User merges PR to whatever-42. (github: workflow push, branch whatever-*)
Analysis is run on the branch. Here, you get the default full analysis, which is slightly slower.
Again, the detection of using the Pull Request cache or not is happening with the environment variables that github sets automatically. A user can override these, but usually it should not be needed.
Furthermore, I would like to draw your attention to this part of your scanner step:
/d:sonar.branch.name=${GITHUB_BASE_REF}
Imagine you have a PR: whatever-42 → master.
Here, you are setting sonar.branch.name (expected to be set by github to the current branch == whatever-42)
to GITHUB_BASE_REF (expected to be set by github to the target branch == main).
So from the scanner point of view, this is undefined behavior.
I would suggest that you remove this property completely from the scanner, and you should get the expected behavior.
Out of curiosity, is there a reason you are analyzing PRs when they are flagged as closed?
This would mean that while the PR is alive, you do not analyze the new code. So you will only know of new issues, duplication, and missing coverage after the merge has happened.
And it is working only when ‘whatever’ branch is long-lived, with short-lived branches I also have few lines of code because I can’t set the sonar.branch.target properly as it could different for each branch.
We did the sonar scan on the pull request closed because we could analyse all target branches, when all PRs were merged, even in feature branches. with the current change I can only scan branches set in the GHA.

INFORMATION PROVIDED:
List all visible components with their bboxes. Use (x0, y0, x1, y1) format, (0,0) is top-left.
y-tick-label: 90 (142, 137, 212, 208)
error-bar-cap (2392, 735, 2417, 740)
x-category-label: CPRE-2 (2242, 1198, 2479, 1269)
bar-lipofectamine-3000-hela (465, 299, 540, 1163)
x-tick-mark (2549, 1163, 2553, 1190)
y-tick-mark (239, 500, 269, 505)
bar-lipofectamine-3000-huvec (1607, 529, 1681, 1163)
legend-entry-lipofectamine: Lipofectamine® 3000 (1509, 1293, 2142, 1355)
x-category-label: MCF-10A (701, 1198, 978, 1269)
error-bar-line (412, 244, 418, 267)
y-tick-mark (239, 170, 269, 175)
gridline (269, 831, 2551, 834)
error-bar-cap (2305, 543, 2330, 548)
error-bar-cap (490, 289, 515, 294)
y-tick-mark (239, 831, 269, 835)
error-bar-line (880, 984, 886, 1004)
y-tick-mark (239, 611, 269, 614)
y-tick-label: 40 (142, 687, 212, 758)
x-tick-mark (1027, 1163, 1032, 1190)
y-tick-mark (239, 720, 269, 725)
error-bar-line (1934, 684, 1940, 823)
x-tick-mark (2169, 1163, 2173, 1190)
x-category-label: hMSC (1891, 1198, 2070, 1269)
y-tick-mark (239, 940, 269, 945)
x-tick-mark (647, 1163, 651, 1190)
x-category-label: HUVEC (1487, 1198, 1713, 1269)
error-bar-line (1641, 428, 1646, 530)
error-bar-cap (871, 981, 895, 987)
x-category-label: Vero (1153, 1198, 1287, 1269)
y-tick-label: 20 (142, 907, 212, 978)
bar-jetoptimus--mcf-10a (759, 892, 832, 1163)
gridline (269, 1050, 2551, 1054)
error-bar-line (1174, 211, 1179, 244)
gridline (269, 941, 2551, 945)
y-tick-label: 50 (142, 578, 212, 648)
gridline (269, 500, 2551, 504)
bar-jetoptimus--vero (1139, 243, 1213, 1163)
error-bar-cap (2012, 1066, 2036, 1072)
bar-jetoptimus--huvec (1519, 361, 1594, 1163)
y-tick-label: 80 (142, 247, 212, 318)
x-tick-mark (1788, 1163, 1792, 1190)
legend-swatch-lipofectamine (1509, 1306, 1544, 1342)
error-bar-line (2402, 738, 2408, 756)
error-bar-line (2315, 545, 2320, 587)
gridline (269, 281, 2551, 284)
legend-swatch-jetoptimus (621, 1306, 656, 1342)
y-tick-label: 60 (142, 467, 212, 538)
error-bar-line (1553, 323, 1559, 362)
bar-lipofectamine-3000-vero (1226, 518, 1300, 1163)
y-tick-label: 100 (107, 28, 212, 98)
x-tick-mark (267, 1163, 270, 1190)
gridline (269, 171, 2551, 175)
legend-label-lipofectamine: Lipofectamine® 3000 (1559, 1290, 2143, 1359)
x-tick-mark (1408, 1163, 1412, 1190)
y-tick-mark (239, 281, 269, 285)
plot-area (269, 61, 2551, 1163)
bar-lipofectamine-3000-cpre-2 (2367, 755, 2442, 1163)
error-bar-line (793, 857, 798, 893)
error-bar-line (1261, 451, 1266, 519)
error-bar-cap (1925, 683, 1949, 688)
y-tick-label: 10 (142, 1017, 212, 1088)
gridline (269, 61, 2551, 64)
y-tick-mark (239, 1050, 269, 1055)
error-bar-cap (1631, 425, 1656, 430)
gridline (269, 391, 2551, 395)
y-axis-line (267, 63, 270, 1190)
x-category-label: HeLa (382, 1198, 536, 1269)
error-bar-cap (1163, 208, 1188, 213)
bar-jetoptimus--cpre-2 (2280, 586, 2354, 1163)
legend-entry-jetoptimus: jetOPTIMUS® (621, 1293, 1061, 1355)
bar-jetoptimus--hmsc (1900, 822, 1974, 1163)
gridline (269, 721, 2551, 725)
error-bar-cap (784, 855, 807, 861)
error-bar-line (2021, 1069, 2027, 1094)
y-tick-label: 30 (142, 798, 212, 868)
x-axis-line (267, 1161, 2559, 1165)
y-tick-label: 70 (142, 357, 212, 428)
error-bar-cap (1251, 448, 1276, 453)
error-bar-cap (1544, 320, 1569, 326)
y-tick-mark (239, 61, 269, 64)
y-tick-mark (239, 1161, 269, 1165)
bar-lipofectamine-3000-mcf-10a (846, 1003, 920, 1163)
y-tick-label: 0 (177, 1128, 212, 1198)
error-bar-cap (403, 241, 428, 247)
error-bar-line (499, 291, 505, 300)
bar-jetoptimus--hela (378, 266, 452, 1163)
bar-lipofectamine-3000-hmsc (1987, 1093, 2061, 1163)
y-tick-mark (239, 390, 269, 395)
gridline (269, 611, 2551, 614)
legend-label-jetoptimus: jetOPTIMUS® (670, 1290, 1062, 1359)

THINGS TO DO:
1. In the Sonar scanner text, which property does the writer suggest removing from the scanner?
2. Please reproduce the stretch of the Sonar scanner text from "Again, the detection" through "whatever-42 → master.".
3. Write the next part of the Sonar scanner text, picking up after its last sentence.
The lines above are separate material from the Sonar scanner text.

ANSWERS PER TASK:
1. The sonar.branch.name property, set as /d:sonar.branch.name=${GITHUB_BASE_REF}.

2.
Again, the detection of using the Pull Request cache or not is happening with the environment variables that github sets automatically. A user can override these, but usually it should not be needed.
Furthermore, I would like to draw your attention to this part of your scanner step:
/d:sonar.branch.name=${GITHUB_BASE_REF}
Imagine you have a PR: whatever-42 → master.

3.
We also included
if: github.event.pull_request.merged == true
to be sure that the PR was merged and not only closed. For us it was a better way to work, as we could analyse the PRs while working (done in Jenkins), and also analyse the result after merged.
I am still a bit confused about why you are setting the branch variables manually.
Both in jenkins and in github actions, there is some logic to automatically detect if the analysis is running in PR context or not.
For github, if you have both push:branches and pull_request workflow triggers, you will get analysis.
For pushes, it will be a full, normal analysis (slightly slower) and for PRs you will enjoy faster times because of incremental analysis.
I would suggest to completely remove the logic that sets the variables manually.
Please let me know if I am missing something.
I don’t want sonar no do whatever it automatically detects. I want Sonar to do what I want, and in some cases I doesn’t.
I don’t understand why where or when I execute Sonar is more important that what I’m telling sonar to do.
Sonar has parameters so we use them to tell the Scanner what kind of analysis we want. The documentation is confusing, because you can think that you can tell Sonar what kind of analysis you want, but is not true. Sonar decides based of environment variables and not in the parameters explicitly given.
I think you should change the documentation for the users to know the precedence of the parameters versus the environment variables. Or provide a way to override the environment variables as it worked before.
First of all, sorry for the delay.
I would like to clear something that you mentioned:
The scanner prioritizes the parameters (sonar.pullrequest.base and friends) over environment variables.
So if you set the parameters, the environment variables are ignored.
The environment variables are used as fall-back, since most users are in the mainstream CI providers (github, jenkins, etc) and we can do the detection for them out-of-the-box.
For users that are on a different, more niche CI provider, they have to provide it manually.
The purpose of the feature and these parameters are to make Pull Request analysis faster.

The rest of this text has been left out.